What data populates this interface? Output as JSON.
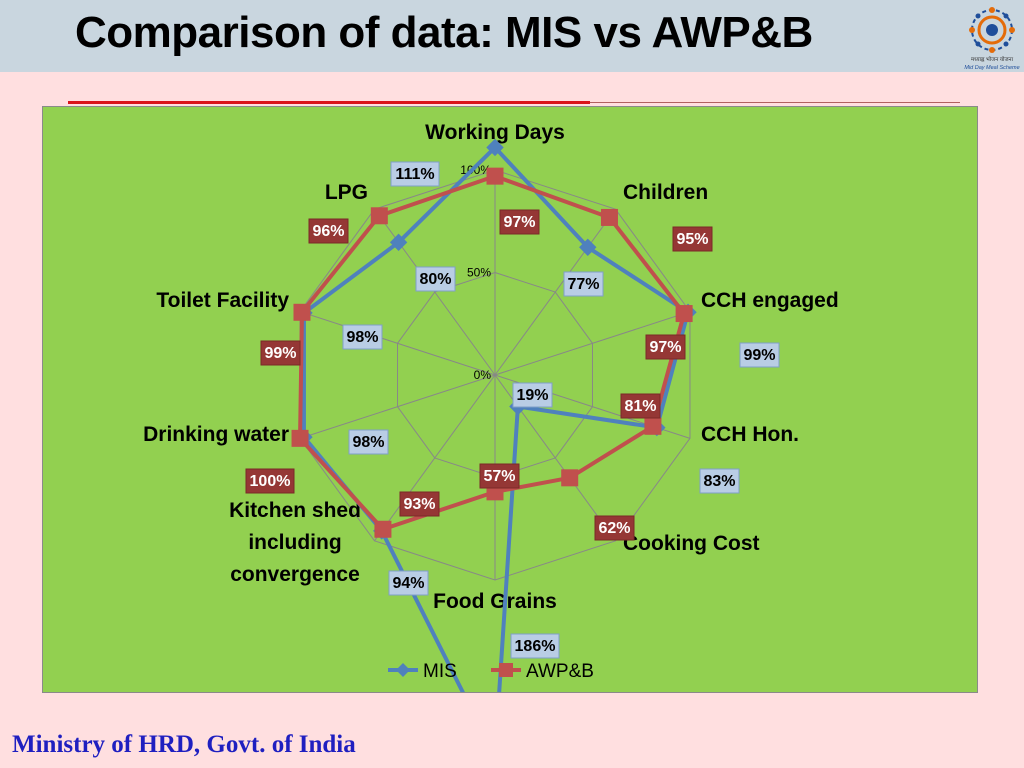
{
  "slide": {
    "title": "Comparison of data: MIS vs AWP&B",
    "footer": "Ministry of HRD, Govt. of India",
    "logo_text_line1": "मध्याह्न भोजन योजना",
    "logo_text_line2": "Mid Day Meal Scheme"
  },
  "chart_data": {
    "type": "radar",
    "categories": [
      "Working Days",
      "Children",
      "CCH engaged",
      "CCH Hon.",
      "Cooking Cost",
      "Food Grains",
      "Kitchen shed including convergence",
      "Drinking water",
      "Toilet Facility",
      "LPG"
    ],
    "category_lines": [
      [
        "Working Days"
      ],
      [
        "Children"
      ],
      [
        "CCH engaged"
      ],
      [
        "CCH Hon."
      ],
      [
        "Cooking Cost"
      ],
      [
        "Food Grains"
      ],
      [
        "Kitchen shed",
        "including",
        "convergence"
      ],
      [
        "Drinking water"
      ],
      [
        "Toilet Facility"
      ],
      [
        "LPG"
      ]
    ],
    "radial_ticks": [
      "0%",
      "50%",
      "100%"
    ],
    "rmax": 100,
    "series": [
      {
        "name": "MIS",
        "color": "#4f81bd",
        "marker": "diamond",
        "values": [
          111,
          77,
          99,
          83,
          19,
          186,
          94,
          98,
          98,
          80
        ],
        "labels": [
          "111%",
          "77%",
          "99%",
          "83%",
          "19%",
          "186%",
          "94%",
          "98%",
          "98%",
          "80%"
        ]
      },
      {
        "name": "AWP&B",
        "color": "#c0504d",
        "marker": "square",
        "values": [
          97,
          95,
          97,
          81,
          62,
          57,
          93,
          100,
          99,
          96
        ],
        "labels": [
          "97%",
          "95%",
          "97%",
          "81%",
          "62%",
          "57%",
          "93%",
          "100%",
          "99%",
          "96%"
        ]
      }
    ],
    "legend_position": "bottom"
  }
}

#####

— REQUIRED TASK —
Each line holding the word "convergence" counts once; report the total and nothing else.

— THE OUTPUT —
2